[Spatial layout data]
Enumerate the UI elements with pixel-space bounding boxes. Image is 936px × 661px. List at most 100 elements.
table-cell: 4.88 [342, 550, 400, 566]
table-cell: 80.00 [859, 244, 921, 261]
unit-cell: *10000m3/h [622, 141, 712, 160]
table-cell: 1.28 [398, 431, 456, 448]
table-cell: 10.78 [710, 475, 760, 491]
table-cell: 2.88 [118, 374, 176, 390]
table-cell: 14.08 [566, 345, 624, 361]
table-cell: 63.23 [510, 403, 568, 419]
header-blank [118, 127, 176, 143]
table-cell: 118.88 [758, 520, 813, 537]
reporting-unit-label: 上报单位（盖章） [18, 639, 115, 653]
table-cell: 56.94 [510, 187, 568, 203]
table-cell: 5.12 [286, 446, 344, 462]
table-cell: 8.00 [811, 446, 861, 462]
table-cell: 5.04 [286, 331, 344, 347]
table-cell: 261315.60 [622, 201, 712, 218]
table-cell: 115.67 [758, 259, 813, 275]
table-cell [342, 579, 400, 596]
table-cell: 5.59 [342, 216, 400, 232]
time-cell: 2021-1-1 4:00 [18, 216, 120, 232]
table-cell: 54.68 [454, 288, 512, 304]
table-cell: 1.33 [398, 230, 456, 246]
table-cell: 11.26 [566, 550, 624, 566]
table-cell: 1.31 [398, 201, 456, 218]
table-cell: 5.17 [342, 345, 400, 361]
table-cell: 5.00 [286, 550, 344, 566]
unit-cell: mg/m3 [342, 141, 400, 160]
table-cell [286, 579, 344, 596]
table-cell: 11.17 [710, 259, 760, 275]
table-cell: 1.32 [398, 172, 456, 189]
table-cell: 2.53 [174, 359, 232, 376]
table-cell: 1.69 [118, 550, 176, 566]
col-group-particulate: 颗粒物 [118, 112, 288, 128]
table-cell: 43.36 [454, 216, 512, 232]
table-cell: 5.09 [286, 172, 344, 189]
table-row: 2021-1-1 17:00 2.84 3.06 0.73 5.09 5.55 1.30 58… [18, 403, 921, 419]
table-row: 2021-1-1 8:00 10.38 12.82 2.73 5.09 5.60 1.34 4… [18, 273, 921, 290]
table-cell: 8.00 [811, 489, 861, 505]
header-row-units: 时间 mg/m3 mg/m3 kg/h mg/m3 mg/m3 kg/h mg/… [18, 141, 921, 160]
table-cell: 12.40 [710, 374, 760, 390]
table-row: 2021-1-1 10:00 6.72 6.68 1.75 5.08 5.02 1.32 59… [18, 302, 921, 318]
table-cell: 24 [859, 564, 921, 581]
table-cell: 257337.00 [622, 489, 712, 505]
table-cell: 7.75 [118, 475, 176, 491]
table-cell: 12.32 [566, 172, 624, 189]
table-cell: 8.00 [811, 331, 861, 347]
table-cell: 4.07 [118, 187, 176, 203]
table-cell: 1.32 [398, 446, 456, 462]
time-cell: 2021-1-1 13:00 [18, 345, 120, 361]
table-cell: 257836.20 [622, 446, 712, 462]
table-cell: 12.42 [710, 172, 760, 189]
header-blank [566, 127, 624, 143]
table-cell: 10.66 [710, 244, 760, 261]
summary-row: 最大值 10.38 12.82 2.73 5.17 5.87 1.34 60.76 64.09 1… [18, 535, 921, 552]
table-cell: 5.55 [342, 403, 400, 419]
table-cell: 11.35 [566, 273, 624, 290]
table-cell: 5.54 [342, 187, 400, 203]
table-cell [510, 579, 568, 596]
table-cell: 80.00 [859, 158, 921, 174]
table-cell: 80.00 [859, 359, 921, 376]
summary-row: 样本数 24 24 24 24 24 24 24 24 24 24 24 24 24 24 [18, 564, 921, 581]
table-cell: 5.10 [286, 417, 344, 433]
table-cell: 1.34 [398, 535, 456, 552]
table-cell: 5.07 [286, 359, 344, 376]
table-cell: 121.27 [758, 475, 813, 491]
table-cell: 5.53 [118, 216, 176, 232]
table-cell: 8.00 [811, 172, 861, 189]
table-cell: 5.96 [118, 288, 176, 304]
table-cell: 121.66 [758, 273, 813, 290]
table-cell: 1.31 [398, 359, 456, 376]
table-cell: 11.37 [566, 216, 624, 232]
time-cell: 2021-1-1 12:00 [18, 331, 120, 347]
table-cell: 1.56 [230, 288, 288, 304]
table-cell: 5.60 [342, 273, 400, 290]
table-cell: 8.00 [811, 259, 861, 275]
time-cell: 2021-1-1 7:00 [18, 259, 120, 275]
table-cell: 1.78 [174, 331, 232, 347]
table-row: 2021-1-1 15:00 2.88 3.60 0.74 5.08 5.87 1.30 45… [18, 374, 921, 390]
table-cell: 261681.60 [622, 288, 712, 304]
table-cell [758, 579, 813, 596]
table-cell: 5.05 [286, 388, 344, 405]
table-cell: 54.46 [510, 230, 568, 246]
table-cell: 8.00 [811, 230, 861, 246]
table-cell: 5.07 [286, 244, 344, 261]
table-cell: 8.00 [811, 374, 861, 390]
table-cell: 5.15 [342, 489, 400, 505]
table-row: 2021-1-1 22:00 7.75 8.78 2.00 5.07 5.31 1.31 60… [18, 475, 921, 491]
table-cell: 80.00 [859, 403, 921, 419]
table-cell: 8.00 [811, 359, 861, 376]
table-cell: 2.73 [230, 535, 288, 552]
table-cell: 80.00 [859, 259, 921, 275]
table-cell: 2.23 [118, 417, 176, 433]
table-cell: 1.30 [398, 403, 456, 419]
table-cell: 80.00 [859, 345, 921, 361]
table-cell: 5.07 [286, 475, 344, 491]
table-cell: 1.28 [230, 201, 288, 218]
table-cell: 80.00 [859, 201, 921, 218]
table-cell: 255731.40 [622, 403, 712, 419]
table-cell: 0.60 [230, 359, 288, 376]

What the exercise asks >> Copy out the data above word for word, every line of it.

Task answer >>
Enumerate the UI elements with pixel-space bounding boxes. Image is 936px × 661px. List at most 100 elements.
table-cell: 4.88 [342, 550, 400, 566]
table-cell: 80.00 [859, 244, 921, 261]
unit-cell: *10000m3/h [622, 141, 712, 160]
table-cell: 1.28 [398, 431, 456, 448]
table-cell: 10.78 [710, 475, 760, 491]
table-cell: 2.88 [118, 374, 176, 390]
table-cell: 14.08 [566, 345, 624, 361]
table-cell: 63.23 [510, 403, 568, 419]
header-blank [118, 127, 176, 143]
table-cell: 118.88 [758, 520, 813, 537]
reporting-unit-label: 上报单位（盖章） [18, 639, 115, 653]
table-cell: 56.94 [510, 187, 568, 203]
table-cell: 5.12 [286, 446, 344, 462]
table-cell: 8.00 [811, 446, 861, 462]
table-cell: 5.04 [286, 331, 344, 347]
table-cell: 261315.60 [622, 201, 712, 218]
table-cell: 115.67 [758, 259, 813, 275]
table-cell [342, 579, 400, 596]
table-cell: 5.59 [342, 216, 400, 232]
time-cell: 2021-1-1 4:00 [18, 216, 120, 232]
table-cell: 54.68 [454, 288, 512, 304]
table-cell: 1.33 [398, 230, 456, 246]
table-cell: 11.26 [566, 550, 624, 566]
table-cell: 1.31 [398, 201, 456, 218]
table-cell: 5.17 [342, 345, 400, 361]
table-cell: 5.00 [286, 550, 344, 566]
unit-cell: mg/m3 [342, 141, 400, 160]
table-cell [286, 579, 344, 596]
table-cell: 11.17 [710, 259, 760, 275]
table-cell: 1.32 [398, 172, 456, 189]
table-cell: 2.53 [174, 359, 232, 376]
table-cell: 1.69 [118, 550, 176, 566]
col-group-particulate: 颗粒物 [118, 112, 288, 128]
table-cell: 43.36 [454, 216, 512, 232]
table-cell: 5.09 [286, 172, 344, 189]
table-row: 2021-1-1 17:00 2.84 3.06 0.73 5.09 5.55 1.30 58… [18, 403, 921, 419]
table-row: 2021-1-1 8:00 10.38 12.82 2.73 5.09 5.60 1.34 4… [18, 273, 921, 290]
table-cell: 8.00 [811, 489, 861, 505]
header-row-units: 时间 mg/m3 mg/m3 kg/h mg/m3 mg/m3 kg/h mg/… [18, 141, 921, 160]
table-cell: 12.40 [710, 374, 760, 390]
table-row: 2021-1-1 10:00 6.72 6.68 1.75 5.08 5.02 1.32 59… [18, 302, 921, 318]
table-cell: 24 [859, 564, 921, 581]
table-cell: 257337.00 [622, 489, 712, 505]
table-cell: 7.75 [118, 475, 176, 491]
table-cell: 12.32 [566, 172, 624, 189]
table-cell: 8.00 [811, 331, 861, 347]
table-cell: 4.07 [118, 187, 176, 203]
table-cell: 1.32 [398, 446, 456, 462]
time-cell: 2021-1-1 13:00 [18, 345, 120, 361]
table-cell: 257836.20 [622, 446, 712, 462]
table-cell: 12.42 [710, 172, 760, 189]
header-blank [566, 127, 624, 143]
table-cell: 10.66 [710, 244, 760, 261]
summary-row: 最大值 10.38 12.82 2.73 5.17 5.87 1.34 60.76 64.09 1… [18, 535, 921, 552]
table-cell: 5.55 [342, 403, 400, 419]
table-cell: 11.35 [566, 273, 624, 290]
table-cell: 5.54 [342, 187, 400, 203]
table-cell [510, 579, 568, 596]
table-cell: 80.00 [859, 158, 921, 174]
table-cell: 80.00 [859, 359, 921, 376]
summary-row: 样本数 24 24 24 24 24 24 24 24 24 24 24 24 24 24 [18, 564, 921, 581]
table-cell: 5.10 [286, 417, 344, 433]
table-cell: 1.34 [398, 535, 456, 552]
table-cell: 5.07 [286, 359, 344, 376]
table-cell: 121.27 [758, 475, 813, 491]
table-cell: 5.53 [118, 216, 176, 232]
table-cell: 8.00 [811, 172, 861, 189]
table-cell: 5.96 [118, 288, 176, 304]
table-cell: 121.66 [758, 273, 813, 290]
table-cell: 1.31 [398, 359, 456, 376]
table-cell: 11.37 [566, 216, 624, 232]
time-cell: 2021-1-1 12:00 [18, 331, 120, 347]
table-cell: 1.56 [230, 288, 288, 304]
table-cell: 5.60 [342, 273, 400, 290]
table-cell: 8.00 [811, 259, 861, 275]
time-cell: 2021-1-1 7:00 [18, 259, 120, 275]
table-cell: 1.78 [174, 331, 232, 347]
table-row: 2021-1-1 15:00 2.88 3.60 0.74 5.08 5.87 1.30 45… [18, 374, 921, 390]
table-cell: 261681.60 [622, 288, 712, 304]
table-cell [758, 579, 813, 596]
table-cell: 5.05 [286, 388, 344, 405]
table-cell: 54.46 [510, 230, 568, 246]
table-cell: 8.00 [811, 230, 861, 246]
table-cell: 5.07 [286, 244, 344, 261]
table-cell: 8.00 [811, 374, 861, 390]
table-cell: 5.15 [342, 489, 400, 505]
table-row: 2021-1-1 22:00 7.75 8.78 2.00 5.07 5.31 1.31 60… [18, 475, 921, 491]
table-cell: 80.00 [859, 403, 921, 419]
table-cell: 8.00 [811, 359, 861, 376]
table-cell: 2.73 [230, 535, 288, 552]
table-cell: 80.00 [859, 259, 921, 275]
table-cell: 2.23 [118, 417, 176, 433]
table-cell: 1.30 [398, 403, 456, 419]
table-cell: 80.00 [859, 345, 921, 361]
table-cell: 5.07 [286, 475, 344, 491]
table-cell: 1.28 [230, 201, 288, 218]
table-cell: 80.00 [859, 201, 921, 218]
table-cell: 255731.40 [622, 403, 712, 419]
table-cell: 0.60 [230, 359, 288, 376]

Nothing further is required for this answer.